(Collected data entries)
━━━━
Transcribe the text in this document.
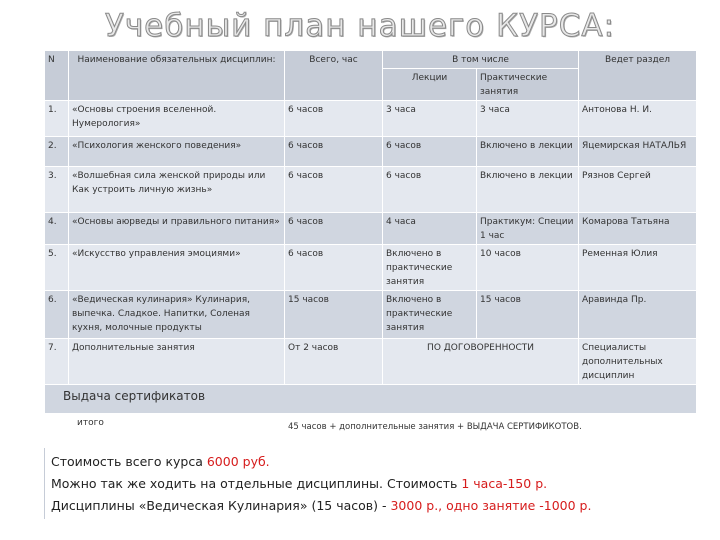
Учебный план нашего КУРСА:
N	Наименование обязательных дисциплин:	Всего, час	В том числе		Ведет раздел
			Лекции	Практические занятия	
1.	«Основы строения вселенной. Нумерология»	6 часов	3 часа	3 часа	Антонова Н. И.
2.	«Психология женского поведения»	6 часов	6 часов	Включено в лекции	Яцемирская НАТАЛЬЯ
3.	«Волшебная сила женской природы или Как устроить личную жизнь»	6 часов	6 часов	Включено в лекции	Рязнов Сергей
4.	«Основы аюрведы и правильного питания»	6 часов	4 часа	Практикум: Специи 1 час	Комарова Татьяна
5.	«Искусство управления эмоциями»	6 часов	Включено в практические занятия	10 часов	Ременная Юлия
6.	«Ведическая кулинария» Кулинария, выпечка. Сладкое. Напитки, Соленая кухня, молочные продукты	15 часов	Включено в практические занятия	15 часов	Аравинда Пр.
7.	Дополнительные занятия	От 2 часов	ПО ДОГОВОРЕННОСТИ		Специалисты дополнительных дисциплин
Выдача сертификатов					
итого		45 часов + дополнительные занятия + ВЫДАЧА СЕРТИФИКОТОВ.			
Стоимость всего курса 6000 руб.
Можно так же ходить на отдельные дисциплины. Стоимость 1 часа-150 р.
Дисциплины «Ведическая Кулинария» (15 часов) - 3000 р., одно занятие -1000 р.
━━━━
### STATED TASK
Of the lines in the material, how many contain the word "Ведическая"? Reply with the number and nothing else.

### THE COMPLETED TASK
2